[Exercise brief]: The finished copy should hold every entry exactly as given, and no pictures.

[Input material]:
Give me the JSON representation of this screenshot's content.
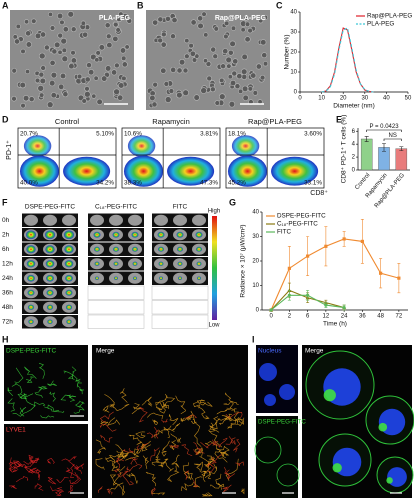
{
  "panels": {
    "letters": [
      "A",
      "B",
      "C",
      "D",
      "E",
      "F",
      "G",
      "H",
      "I"
    ],
    "A": {
      "label": "PLA-PEG"
    },
    "B": {
      "label": "Rap@PLA-PEG"
    },
    "D": {
      "y_label": "PD-1⁺",
      "x_label": "CD8⁺",
      "plots": [
        {
          "title": "Control",
          "quadrants": [
            "20.7%",
            "5.10%",
            "40.0%",
            "34.2%"
          ]
        },
        {
          "title": "Rapamycin",
          "quadrants": [
            "10.6%",
            "3.81%",
            "38.3%",
            "47.3%"
          ]
        },
        {
          "title": "Rap@PLA-PEG",
          "quadrants": [
            "18.1%",
            "3.60%",
            "45.2%",
            "33.1%"
          ]
        }
      ]
    },
    "F": {
      "columns": [
        "DSPE-PEG-FITC",
        "C₁₈-PEG-FITC",
        "FITC"
      ],
      "rows": [
        "0h",
        "2h",
        "6h",
        "12h",
        "24h",
        "36h",
        "48h",
        "72h"
      ],
      "scale": [
        "High",
        "Low"
      ]
    },
    "H": {
      "labels": [
        "DSPE-PEG-FITC",
        "LYVE1",
        "Merge"
      ]
    },
    "I": {
      "labels": [
        "Nucleus",
        "DSPE-PEG-FITC",
        "Merge"
      ]
    }
  },
  "chart_data": [
    {
      "type": "line",
      "x": [
        10,
        12,
        14,
        16,
        18,
        20,
        22,
        24,
        26,
        28,
        30,
        32,
        34
      ],
      "xlim": [
        0,
        50
      ],
      "xticks": [
        0,
        10,
        20,
        30,
        40,
        50
      ],
      "ylim": [
        0,
        40
      ],
      "yticks": [
        0,
        10,
        20,
        30,
        40
      ],
      "x_label": "Diameter (nm)",
      "y_label": "Number (%)",
      "legend": "upper right",
      "series": [
        {
          "name": "Rap@PLA-PEG",
          "color": "#e0202a",
          "dash": false,
          "values": [
            0,
            0.5,
            3,
            10,
            22,
            32,
            31,
            21,
            10,
            4,
            1,
            0.3,
            0
          ]
        },
        {
          "name": "PLA-PEG",
          "color": "#3cc8d8",
          "dash": true,
          "values": [
            0,
            0.4,
            2.5,
            9,
            21,
            31,
            32,
            22,
            11,
            4,
            1.2,
            0.3,
            0
          ]
        }
      ]
    },
    {
      "type": "bar",
      "categories": [
        "Control",
        "Rapamycin",
        "Rap@PLA-PEG"
      ],
      "values": [
        4.8,
        3.5,
        3.3
      ],
      "errors": [
        0.4,
        0.6,
        0.3
      ],
      "colors": [
        "#8fd18a",
        "#7fb2e5",
        "#e87c7c"
      ],
      "ylim": [
        0,
        6.5
      ],
      "yticks": [
        0,
        2,
        4,
        6
      ],
      "y_label": "CD8⁺ PD-1⁺ T cells (%)",
      "annotations": [
        "P = 0.0423",
        "NS"
      ]
    },
    {
      "type": "line",
      "categories": [
        "0",
        "2",
        "6",
        "12",
        "24",
        "36",
        "48",
        "72"
      ],
      "ylim": [
        0,
        40
      ],
      "yticks": [
        0,
        10,
        20,
        30,
        40
      ],
      "x_label": "Time (h)",
      "y_label": "Radiance × 10⁷ (μW/cm²)",
      "legend": "upper left",
      "series": [
        {
          "name": "DSPE-PEG-FITC",
          "color": "#f08a30",
          "dash": false,
          "marker": "square",
          "values": [
            0,
            17,
            22,
            26,
            29,
            28,
            15,
            13
          ],
          "errors": [
            0,
            9,
            8,
            8,
            3,
            9,
            6,
            6
          ]
        },
        {
          "name": "C₁₈-PEG-FITC",
          "color": "#8a7a10",
          "dash": false,
          "marker": "triangle",
          "values": [
            0,
            8,
            5,
            3,
            1,
            null,
            null,
            null
          ],
          "errors": [
            0,
            3,
            2,
            1,
            1,
            null,
            null,
            null
          ]
        },
        {
          "name": "FITC",
          "color": "#5cb85c",
          "dash": false,
          "marker": "circle",
          "values": [
            0,
            6,
            6,
            2,
            1,
            null,
            null,
            null
          ],
          "errors": [
            0,
            2,
            2,
            1,
            1,
            null,
            null,
            null
          ]
        }
      ]
    }
  ]
}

[Solution]:
Give me the JSON representation of this screenshot's content.
{
  "panels": {
    "letters": [
      "A",
      "B",
      "C",
      "D",
      "E",
      "F",
      "G",
      "H",
      "I"
    ],
    "A": {
      "label": "PLA-PEG"
    },
    "B": {
      "label": "Rap@PLA-PEG"
    },
    "D": {
      "y_label": "PD-1⁺",
      "x_label": "CD8⁺",
      "plots": [
        {
          "title": "Control",
          "quadrants": [
            "20.7%",
            "5.10%",
            "40.0%",
            "34.2%"
          ]
        },
        {
          "title": "Rapamycin",
          "quadrants": [
            "10.6%",
            "3.81%",
            "38.3%",
            "47.3%"
          ]
        },
        {
          "title": "Rap@PLA-PEG",
          "quadrants": [
            "18.1%",
            "3.60%",
            "45.2%",
            "33.1%"
          ]
        }
      ]
    },
    "F": {
      "columns": [
        "DSPE-PEG-FITC",
        "C₁₈-PEG-FITC",
        "FITC"
      ],
      "rows": [
        "0h",
        "2h",
        "6h",
        "12h",
        "24h",
        "36h",
        "48h",
        "72h"
      ],
      "scale": [
        "High",
        "Low"
      ]
    },
    "H": {
      "labels": [
        "DSPE-PEG-FITC",
        "LYVE1",
        "Merge"
      ]
    },
    "I": {
      "labels": [
        "Nucleus",
        "DSPE-PEG-FITC",
        "Merge"
      ]
    }
  },
  "chart_data": [
    {
      "type": "line",
      "x": [
        10,
        12,
        14,
        16,
        18,
        20,
        22,
        24,
        26,
        28,
        30,
        32,
        34
      ],
      "xlim": [
        0,
        50
      ],
      "xticks": [
        0,
        10,
        20,
        30,
        40,
        50
      ],
      "ylim": [
        0,
        40
      ],
      "yticks": [
        0,
        10,
        20,
        30,
        40
      ],
      "x_label": "Diameter (nm)",
      "y_label": "Number (%)",
      "legend": "upper right",
      "series": [
        {
          "name": "Rap@PLA-PEG",
          "color": "#e0202a",
          "dash": false,
          "values": [
            0,
            0.5,
            3,
            10,
            22,
            32,
            31,
            21,
            10,
            4,
            1,
            0.3,
            0
          ]
        },
        {
          "name": "PLA-PEG",
          "color": "#3cc8d8",
          "dash": true,
          "values": [
            0,
            0.4,
            2.5,
            9,
            21,
            31,
            32,
            22,
            11,
            4,
            1.2,
            0.3,
            0
          ]
        }
      ]
    },
    {
      "type": "bar",
      "categories": [
        "Control",
        "Rapamycin",
        "Rap@PLA-PEG"
      ],
      "values": [
        4.8,
        3.5,
        3.3
      ],
      "errors": [
        0.4,
        0.6,
        0.3
      ],
      "colors": [
        "#8fd18a",
        "#7fb2e5",
        "#e87c7c"
      ],
      "ylim": [
        0,
        6.5
      ],
      "yticks": [
        0,
        2,
        4,
        6
      ],
      "y_label": "CD8⁺ PD-1⁺ T cells (%)",
      "annotations": [
        "P = 0.0423",
        "NS"
      ]
    },
    {
      "type": "line",
      "categories": [
        "0",
        "2",
        "6",
        "12",
        "24",
        "36",
        "48",
        "72"
      ],
      "ylim": [
        0,
        40
      ],
      "yticks": [
        0,
        10,
        20,
        30,
        40
      ],
      "x_label": "Time (h)",
      "y_label": "Radiance × 10⁷ (μW/cm²)",
      "legend": "upper left",
      "series": [
        {
          "name": "DSPE-PEG-FITC",
          "color": "#f08a30",
          "dash": false,
          "marker": "square",
          "values": [
            0,
            17,
            22,
            26,
            29,
            28,
            15,
            13
          ],
          "errors": [
            0,
            9,
            8,
            8,
            3,
            9,
            6,
            6
          ]
        },
        {
          "name": "C₁₈-PEG-FITC",
          "color": "#8a7a10",
          "dash": false,
          "marker": "triangle",
          "values": [
            0,
            8,
            5,
            3,
            1,
            null,
            null,
            null
          ],
          "errors": [
            0,
            3,
            2,
            1,
            1,
            null,
            null,
            null
          ]
        },
        {
          "name": "FITC",
          "color": "#5cb85c",
          "dash": false,
          "marker": "circle",
          "values": [
            0,
            6,
            6,
            2,
            1,
            null,
            null,
            null
          ],
          "errors": [
            0,
            2,
            2,
            1,
            1,
            null,
            null,
            null
          ]
        }
      ]
    }
  ]
}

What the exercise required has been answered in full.